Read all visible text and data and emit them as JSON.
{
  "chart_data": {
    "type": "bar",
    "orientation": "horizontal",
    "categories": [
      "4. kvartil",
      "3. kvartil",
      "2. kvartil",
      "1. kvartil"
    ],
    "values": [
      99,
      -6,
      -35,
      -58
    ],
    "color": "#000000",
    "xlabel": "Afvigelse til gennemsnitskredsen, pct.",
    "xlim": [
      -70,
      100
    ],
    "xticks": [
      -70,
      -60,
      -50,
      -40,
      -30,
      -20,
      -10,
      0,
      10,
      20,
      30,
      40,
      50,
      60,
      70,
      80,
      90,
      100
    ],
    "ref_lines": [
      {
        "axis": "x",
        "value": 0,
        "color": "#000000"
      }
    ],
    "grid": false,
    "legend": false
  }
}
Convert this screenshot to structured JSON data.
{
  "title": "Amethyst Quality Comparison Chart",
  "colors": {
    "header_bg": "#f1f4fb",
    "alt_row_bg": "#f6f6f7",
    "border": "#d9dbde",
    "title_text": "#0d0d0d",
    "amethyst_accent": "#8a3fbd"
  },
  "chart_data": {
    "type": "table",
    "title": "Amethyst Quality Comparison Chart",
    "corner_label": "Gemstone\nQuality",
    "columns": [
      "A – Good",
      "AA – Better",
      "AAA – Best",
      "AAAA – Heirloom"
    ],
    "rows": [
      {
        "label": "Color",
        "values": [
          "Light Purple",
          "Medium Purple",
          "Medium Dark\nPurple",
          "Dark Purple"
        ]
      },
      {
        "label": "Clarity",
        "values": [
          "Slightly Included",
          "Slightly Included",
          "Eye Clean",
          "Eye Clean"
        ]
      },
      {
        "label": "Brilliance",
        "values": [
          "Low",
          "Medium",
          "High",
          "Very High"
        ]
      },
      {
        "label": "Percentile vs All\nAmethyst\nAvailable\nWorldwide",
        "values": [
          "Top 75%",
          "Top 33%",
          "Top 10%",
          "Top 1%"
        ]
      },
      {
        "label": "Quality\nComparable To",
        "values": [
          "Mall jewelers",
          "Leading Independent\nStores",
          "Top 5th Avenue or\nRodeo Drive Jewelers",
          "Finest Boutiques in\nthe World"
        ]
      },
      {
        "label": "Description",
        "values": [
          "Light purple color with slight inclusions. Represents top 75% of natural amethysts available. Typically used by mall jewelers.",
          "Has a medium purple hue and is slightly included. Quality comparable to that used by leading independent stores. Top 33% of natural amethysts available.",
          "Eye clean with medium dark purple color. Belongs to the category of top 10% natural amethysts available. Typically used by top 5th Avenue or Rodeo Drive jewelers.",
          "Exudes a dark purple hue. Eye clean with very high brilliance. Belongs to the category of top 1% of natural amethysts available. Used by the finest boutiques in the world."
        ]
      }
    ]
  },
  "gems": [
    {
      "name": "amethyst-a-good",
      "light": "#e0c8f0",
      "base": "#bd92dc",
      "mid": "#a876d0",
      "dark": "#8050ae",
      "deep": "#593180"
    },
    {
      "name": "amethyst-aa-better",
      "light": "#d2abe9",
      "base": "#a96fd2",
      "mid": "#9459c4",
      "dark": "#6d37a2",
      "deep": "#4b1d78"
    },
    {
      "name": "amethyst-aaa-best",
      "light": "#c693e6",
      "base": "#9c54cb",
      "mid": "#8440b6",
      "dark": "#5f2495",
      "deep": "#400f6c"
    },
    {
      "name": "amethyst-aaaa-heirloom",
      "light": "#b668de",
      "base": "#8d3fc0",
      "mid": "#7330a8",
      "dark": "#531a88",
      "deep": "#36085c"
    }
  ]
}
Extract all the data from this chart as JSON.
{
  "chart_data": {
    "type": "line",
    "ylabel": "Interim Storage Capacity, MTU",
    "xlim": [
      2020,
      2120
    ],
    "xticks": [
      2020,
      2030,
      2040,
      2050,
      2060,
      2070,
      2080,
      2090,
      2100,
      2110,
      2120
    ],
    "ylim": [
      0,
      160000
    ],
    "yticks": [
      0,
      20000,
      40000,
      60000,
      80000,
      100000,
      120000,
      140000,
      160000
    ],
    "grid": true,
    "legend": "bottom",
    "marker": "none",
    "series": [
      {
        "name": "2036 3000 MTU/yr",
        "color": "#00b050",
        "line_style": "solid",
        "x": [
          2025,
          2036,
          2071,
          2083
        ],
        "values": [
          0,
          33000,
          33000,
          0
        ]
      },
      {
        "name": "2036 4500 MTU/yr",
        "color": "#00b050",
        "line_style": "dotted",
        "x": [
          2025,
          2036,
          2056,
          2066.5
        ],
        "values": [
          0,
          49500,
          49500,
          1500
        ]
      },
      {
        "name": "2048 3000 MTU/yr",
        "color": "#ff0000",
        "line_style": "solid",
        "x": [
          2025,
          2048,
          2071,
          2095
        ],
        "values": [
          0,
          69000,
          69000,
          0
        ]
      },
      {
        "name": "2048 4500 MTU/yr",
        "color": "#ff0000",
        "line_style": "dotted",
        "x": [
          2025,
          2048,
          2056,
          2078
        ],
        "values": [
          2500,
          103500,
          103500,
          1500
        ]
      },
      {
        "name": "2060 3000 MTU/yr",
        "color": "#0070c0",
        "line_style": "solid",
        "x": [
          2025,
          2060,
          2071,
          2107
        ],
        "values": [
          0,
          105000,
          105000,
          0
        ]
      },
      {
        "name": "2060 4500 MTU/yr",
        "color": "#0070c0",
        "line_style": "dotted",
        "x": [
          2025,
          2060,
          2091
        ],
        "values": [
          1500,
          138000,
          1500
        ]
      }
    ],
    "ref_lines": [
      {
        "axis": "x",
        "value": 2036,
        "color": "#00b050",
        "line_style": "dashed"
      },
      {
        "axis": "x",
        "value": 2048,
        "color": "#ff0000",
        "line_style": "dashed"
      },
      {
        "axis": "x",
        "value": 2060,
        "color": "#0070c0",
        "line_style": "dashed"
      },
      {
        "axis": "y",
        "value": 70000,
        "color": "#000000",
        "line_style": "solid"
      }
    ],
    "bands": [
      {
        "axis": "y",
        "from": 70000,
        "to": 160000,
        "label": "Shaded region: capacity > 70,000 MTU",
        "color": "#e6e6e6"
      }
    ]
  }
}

• • • • •

• YOUR INSTRUCTIONS: Which lines contain "deep"? Show each of them.

• RESULT OF THIS EXERCISE:
      "deep": "#593180"
      "deep": "#4b1d78"
      "deep": "#400f6c"
      "deep": "#36085c"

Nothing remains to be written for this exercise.